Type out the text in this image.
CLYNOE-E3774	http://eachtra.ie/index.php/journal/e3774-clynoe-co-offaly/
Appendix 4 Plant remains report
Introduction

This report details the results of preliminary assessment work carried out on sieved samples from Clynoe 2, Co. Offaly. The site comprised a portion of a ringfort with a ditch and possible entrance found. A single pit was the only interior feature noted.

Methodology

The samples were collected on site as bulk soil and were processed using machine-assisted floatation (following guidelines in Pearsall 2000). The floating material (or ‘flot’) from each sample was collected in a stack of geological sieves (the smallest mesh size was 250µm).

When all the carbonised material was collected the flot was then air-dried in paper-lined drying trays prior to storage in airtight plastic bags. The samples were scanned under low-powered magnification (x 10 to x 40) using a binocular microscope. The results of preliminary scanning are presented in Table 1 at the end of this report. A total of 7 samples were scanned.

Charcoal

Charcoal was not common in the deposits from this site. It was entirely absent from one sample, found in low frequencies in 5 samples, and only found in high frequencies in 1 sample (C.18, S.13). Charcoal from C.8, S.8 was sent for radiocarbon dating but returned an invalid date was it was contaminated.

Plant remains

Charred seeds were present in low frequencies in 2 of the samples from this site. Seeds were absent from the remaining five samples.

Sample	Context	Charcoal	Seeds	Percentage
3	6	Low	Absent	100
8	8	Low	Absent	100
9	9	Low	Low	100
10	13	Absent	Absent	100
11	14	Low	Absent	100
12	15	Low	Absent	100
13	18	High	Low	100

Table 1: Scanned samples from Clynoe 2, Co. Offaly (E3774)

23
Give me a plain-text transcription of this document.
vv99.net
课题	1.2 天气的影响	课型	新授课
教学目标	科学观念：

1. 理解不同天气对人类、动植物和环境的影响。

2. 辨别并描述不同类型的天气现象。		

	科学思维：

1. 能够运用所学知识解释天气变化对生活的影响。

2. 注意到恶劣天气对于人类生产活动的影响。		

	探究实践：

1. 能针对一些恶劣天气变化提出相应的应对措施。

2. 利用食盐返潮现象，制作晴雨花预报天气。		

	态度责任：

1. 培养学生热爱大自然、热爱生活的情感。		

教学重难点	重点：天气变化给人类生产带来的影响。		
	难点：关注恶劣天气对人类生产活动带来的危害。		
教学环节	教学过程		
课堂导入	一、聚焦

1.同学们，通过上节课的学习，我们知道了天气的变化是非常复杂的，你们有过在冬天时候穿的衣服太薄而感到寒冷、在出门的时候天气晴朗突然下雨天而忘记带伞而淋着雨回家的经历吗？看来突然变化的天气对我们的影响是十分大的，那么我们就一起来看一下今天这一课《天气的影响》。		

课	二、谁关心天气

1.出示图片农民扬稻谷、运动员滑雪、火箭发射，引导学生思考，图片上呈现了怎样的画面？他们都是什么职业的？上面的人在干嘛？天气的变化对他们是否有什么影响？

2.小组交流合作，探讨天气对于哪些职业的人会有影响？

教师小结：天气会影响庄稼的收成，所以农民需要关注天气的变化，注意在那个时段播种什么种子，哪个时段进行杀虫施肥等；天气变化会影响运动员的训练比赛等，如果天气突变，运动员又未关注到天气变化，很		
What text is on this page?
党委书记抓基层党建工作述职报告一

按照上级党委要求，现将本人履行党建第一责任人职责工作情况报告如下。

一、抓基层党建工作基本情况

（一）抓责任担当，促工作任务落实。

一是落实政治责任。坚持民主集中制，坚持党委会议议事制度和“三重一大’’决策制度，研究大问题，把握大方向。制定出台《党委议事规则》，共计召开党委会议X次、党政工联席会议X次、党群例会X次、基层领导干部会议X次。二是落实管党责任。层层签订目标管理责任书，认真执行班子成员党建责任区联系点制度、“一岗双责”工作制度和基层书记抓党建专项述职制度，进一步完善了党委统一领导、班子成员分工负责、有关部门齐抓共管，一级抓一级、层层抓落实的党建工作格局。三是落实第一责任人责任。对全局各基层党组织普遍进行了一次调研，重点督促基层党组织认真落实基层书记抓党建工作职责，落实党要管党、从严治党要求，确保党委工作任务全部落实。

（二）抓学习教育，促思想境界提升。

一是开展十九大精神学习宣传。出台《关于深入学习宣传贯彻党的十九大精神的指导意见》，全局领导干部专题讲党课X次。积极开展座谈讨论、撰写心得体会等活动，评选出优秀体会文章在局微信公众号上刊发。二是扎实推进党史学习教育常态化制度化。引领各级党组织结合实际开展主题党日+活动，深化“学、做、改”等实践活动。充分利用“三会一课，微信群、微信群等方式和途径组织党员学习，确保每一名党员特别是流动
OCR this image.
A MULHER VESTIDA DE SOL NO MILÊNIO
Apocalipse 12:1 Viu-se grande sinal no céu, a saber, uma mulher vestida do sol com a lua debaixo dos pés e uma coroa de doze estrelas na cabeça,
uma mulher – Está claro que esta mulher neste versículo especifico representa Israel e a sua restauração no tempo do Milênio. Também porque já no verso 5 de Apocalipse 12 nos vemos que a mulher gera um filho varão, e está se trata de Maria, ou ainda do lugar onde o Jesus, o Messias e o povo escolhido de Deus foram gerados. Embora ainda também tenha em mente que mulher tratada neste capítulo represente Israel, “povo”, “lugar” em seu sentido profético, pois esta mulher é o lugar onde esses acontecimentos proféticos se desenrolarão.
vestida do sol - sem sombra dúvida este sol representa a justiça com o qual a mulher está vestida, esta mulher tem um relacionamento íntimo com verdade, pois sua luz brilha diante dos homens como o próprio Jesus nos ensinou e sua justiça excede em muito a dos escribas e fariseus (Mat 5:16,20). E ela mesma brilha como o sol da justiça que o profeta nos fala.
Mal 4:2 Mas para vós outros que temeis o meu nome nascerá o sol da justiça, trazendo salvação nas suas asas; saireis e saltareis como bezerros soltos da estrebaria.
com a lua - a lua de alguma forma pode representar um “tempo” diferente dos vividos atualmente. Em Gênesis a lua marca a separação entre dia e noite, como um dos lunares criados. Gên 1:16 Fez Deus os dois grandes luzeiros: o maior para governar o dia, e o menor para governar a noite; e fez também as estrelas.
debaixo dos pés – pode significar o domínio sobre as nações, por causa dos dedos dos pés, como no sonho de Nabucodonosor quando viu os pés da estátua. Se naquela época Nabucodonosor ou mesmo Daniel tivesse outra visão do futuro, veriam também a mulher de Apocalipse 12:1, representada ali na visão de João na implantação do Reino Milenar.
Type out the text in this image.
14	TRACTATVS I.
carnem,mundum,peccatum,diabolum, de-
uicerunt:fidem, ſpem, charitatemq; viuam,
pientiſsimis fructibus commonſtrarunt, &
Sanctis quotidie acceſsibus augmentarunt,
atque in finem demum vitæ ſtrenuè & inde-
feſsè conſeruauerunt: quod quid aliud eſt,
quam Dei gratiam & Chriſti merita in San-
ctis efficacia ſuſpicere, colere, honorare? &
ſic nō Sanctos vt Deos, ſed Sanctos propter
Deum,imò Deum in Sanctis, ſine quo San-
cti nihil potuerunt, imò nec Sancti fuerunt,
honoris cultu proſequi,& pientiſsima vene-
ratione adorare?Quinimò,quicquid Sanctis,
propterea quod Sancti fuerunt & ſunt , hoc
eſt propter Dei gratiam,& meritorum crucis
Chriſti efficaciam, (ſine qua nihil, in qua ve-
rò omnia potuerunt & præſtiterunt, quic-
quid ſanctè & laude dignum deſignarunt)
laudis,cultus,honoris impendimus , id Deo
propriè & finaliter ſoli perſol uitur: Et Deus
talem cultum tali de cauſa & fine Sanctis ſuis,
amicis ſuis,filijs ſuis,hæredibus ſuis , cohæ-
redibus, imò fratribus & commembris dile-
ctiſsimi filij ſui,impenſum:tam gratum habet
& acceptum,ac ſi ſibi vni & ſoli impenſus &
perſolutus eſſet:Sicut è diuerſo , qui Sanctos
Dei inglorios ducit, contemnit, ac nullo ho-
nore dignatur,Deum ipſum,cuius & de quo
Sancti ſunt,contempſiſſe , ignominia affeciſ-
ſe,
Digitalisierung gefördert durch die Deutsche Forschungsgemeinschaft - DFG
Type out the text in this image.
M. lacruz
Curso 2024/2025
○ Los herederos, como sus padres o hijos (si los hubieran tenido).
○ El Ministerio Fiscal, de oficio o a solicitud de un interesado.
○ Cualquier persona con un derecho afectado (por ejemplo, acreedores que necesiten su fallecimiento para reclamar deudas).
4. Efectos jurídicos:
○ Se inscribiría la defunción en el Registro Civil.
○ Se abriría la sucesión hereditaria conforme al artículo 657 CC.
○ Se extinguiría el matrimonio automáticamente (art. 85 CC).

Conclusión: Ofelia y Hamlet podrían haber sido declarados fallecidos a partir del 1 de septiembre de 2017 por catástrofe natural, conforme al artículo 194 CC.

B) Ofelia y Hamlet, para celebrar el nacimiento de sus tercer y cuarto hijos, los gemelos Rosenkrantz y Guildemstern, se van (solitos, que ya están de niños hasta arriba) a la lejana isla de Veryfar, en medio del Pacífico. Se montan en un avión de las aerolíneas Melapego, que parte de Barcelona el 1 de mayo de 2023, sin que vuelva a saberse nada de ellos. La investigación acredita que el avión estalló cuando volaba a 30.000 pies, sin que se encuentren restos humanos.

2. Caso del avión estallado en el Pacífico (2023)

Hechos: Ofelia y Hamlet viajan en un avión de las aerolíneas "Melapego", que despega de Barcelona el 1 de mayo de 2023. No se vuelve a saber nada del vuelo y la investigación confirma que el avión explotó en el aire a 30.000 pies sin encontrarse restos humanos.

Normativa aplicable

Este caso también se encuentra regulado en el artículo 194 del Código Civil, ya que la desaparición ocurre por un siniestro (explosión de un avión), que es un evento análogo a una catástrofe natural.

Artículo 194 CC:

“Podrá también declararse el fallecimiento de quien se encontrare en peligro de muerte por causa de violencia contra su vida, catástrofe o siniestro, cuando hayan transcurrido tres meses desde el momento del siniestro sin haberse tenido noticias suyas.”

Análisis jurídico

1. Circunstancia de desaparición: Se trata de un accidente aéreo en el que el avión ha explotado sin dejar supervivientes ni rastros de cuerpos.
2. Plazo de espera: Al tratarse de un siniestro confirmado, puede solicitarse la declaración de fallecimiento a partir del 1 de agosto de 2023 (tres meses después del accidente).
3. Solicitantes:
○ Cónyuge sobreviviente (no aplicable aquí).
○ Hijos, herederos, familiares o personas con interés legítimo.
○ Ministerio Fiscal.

□ □ □ □

◆ **WORK REQUIRED**
Read through the data and copy every line where "ſine" shows up.

◆ **TASK RESPONSE**
Deum,imò Deum in Sanctis, ſine quo San-
Chriſti efficaciam, (ſine qua nihil, in qua ve-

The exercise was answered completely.